*** Source records ***

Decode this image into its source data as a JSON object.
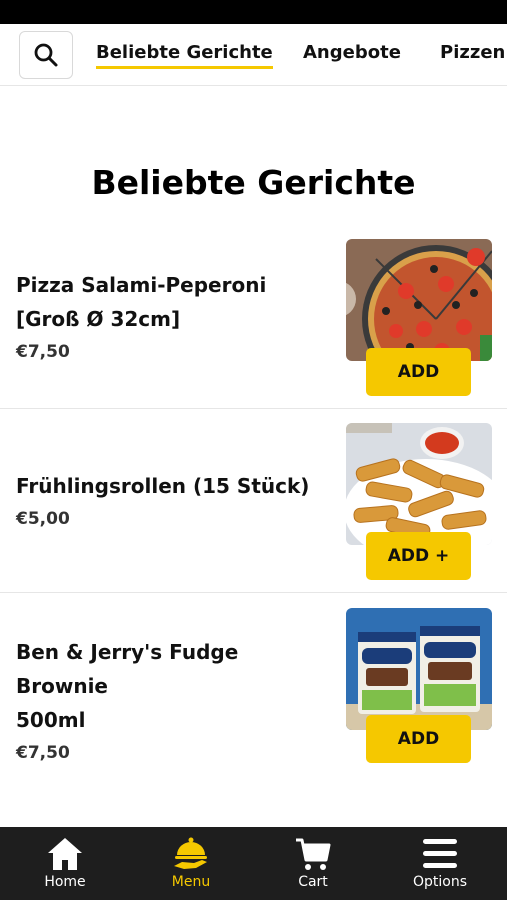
{
  "top_nav": {
    "search_icon": "search-icon",
    "tabs": [
      {
        "label": "Beliebte Gerichte",
        "active": true
      },
      {
        "label": "Angebote",
        "active": false
      },
      {
        "label": "Pizzen",
        "active": false
      }
    ]
  },
  "section": {
    "title": "Beliebte Gerichte"
  },
  "items": [
    {
      "name_line1": "Pizza Salami-Peperoni",
      "name_line2": "[Groß Ø 32cm]",
      "price": "€7,50",
      "button": "ADD",
      "image": "pizza-image"
    },
    {
      "name_line1": "Frühlingsrollen (15 Stück)",
      "name_line2": "",
      "price": "€5,00",
      "button": "ADD +",
      "image": "spring-rolls-image"
    },
    {
      "name_line1": "Ben & Jerry's Fudge Brownie",
      "name_line2": "500ml",
      "price": "€7,50",
      "button": "ADD",
      "image": "ice-cream-image"
    }
  ],
  "bottom_nav": [
    {
      "label": "Home",
      "icon": "home-icon",
      "active": false
    },
    {
      "label": "Menu",
      "icon": "menu-cloche-icon",
      "active": true
    },
    {
      "label": "Cart",
      "icon": "cart-icon",
      "active": false
    },
    {
      "label": "Options",
      "icon": "hamburger-icon",
      "active": false
    }
  ],
  "colors": {
    "accent": "#f5c800",
    "bottom_bar": "#1e1e1e",
    "status_bar": "#000000"
  }
}
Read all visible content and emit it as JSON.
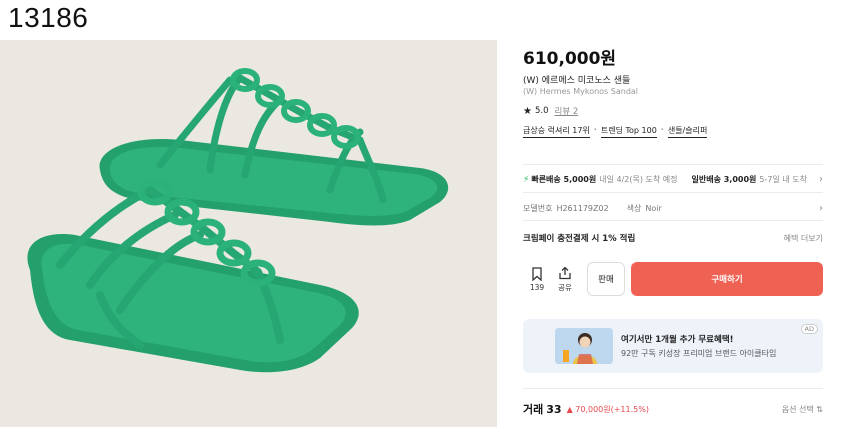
{
  "sku": "13186",
  "product": {
    "price": "610,000원",
    "name_ko": "(W) 에르메스 미코노스 샌들",
    "name_en": "(W) Hermes Mykonos Sandals",
    "rating": "5.0",
    "review_link": "리뷰 2",
    "tags": [
      "급상승 럭셔리 17위",
      "트렌딩 Top 100",
      "샌들/슬리퍼"
    ],
    "tag_separator": "·"
  },
  "shipping": {
    "fast_label": "빠른배송 5,000원",
    "fast_eta": "내일 4/2(목) 도착 예정",
    "normal_label": "일반배송 3,000원",
    "normal_eta": "5-7일 내 도착"
  },
  "model": {
    "model_label": "모델번호",
    "model_value": "H261179Z02",
    "color_label": "색상",
    "color_value": "Noir"
  },
  "payment": {
    "text": "크림페이 충전결제 시 1% 적립",
    "more": "혜택 더보기"
  },
  "actions": {
    "bookmark_count": "139",
    "share_label": "공유",
    "sell_label": "판매",
    "buy_label": "구매하기"
  },
  "ad": {
    "title": "여기서만 1개월 추가 무료혜택!",
    "subtitle": "92만 구독 키성장 프리미엄 브랜드 아이클타임",
    "badge": "AD"
  },
  "trade": {
    "label": "거래",
    "count": "33",
    "delta": "▲ 70,000원(+11.5%)",
    "option": "옵션 선택 ⇅"
  },
  "colors": {
    "buy_button": "#ef6253",
    "sandal": "#2fb37c",
    "background_photo": "#ebe8e2",
    "delta_red": "#e5484d"
  }
}
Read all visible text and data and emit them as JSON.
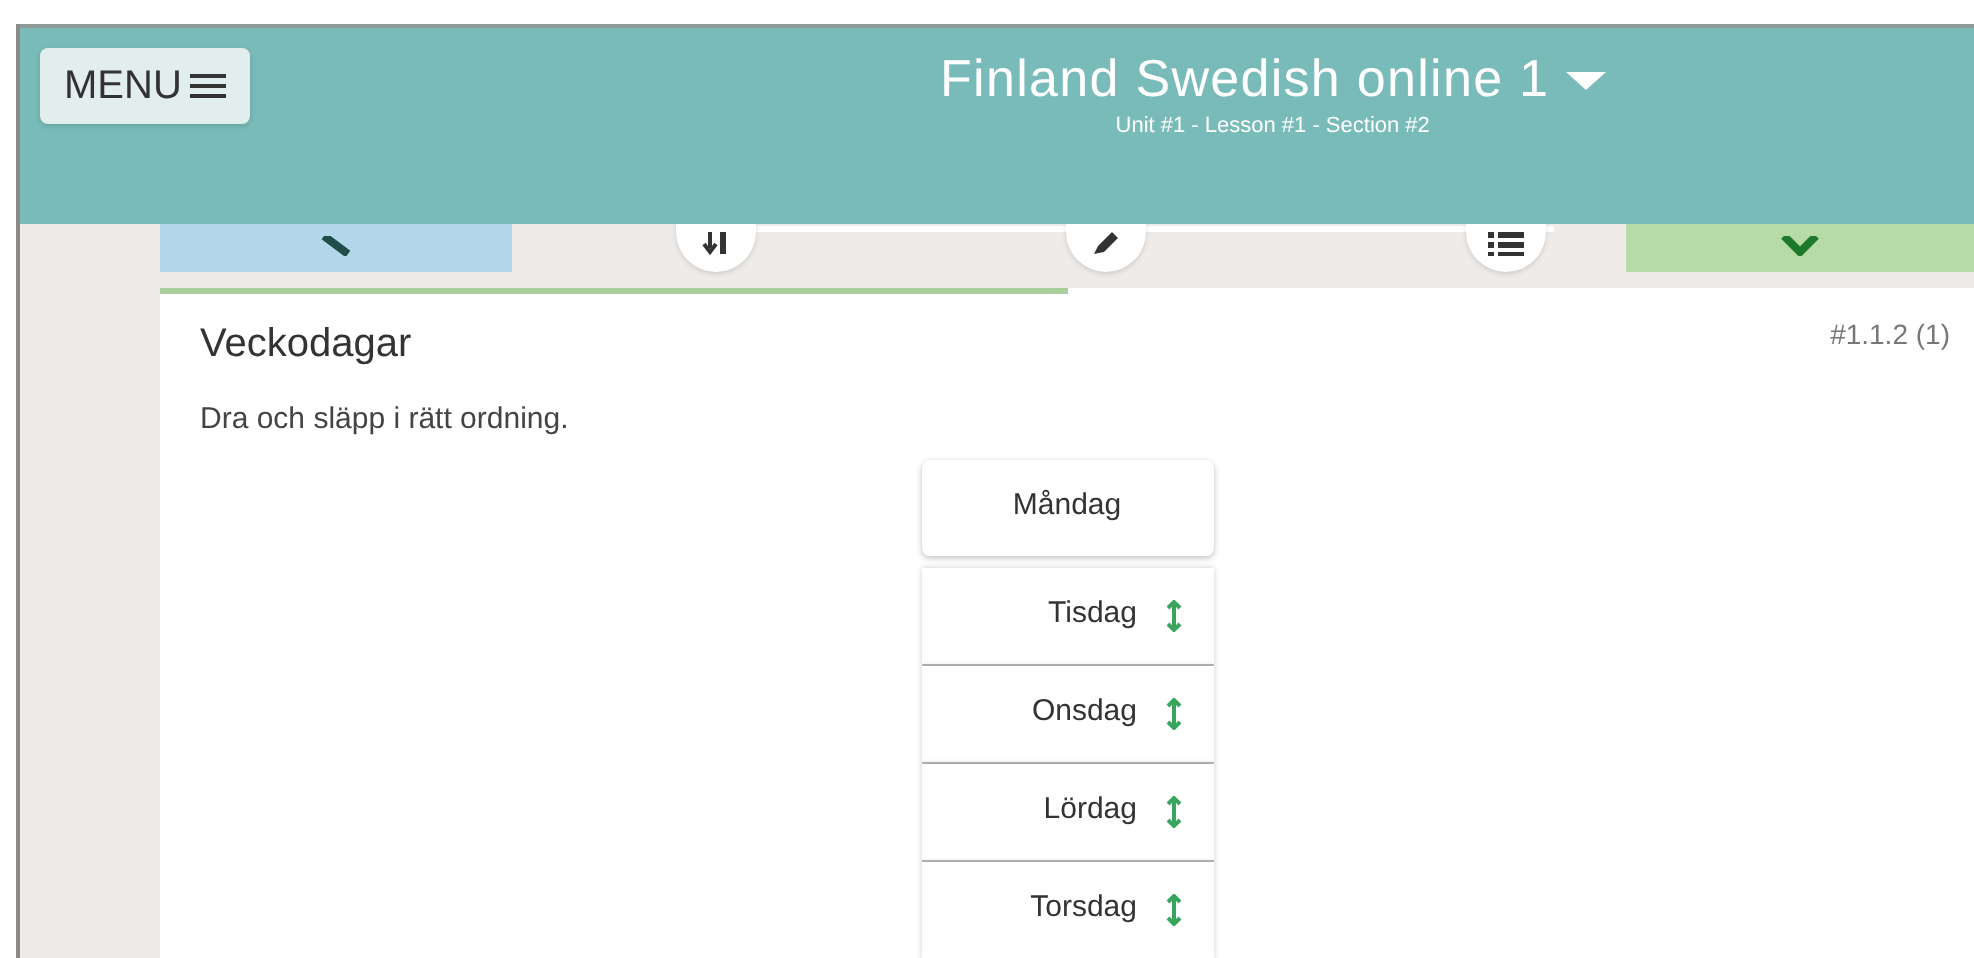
{
  "menu_button": {
    "label": "MENU"
  },
  "header": {
    "title": "Finland Swedish online 1",
    "subtitle": "Unit #1 - Lesson #1 - Section #2"
  },
  "steps": [
    {
      "kind": "intro"
    },
    {
      "kind": "sort"
    },
    {
      "kind": "write"
    },
    {
      "kind": "list"
    },
    {
      "kind": "done"
    }
  ],
  "progress": {
    "level": 0.5
  },
  "exercise": {
    "title": "Veckodagar",
    "id": "#1.1.2 (1)",
    "instruction": "Dra och släpp i rätt ordning."
  },
  "items": [
    {
      "label": "Måndag",
      "kind": "fixed"
    },
    {
      "label": "Tisdag",
      "kind": "draggable"
    },
    {
      "label": "Onsdag",
      "kind": "draggable"
    },
    {
      "label": "Lördag",
      "kind": "draggable"
    },
    {
      "label": "Torsdag",
      "kind": "draggable"
    }
  ]
}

***

▶ **What the task requires**: Gather every line from the listing above in which the word "JSON" appears.

▶ **Correct result**:
Decode this image into its source data as a JSON object.
Read all visible content and emit it as JSON.
Read all visible text and data and emit them as JSON.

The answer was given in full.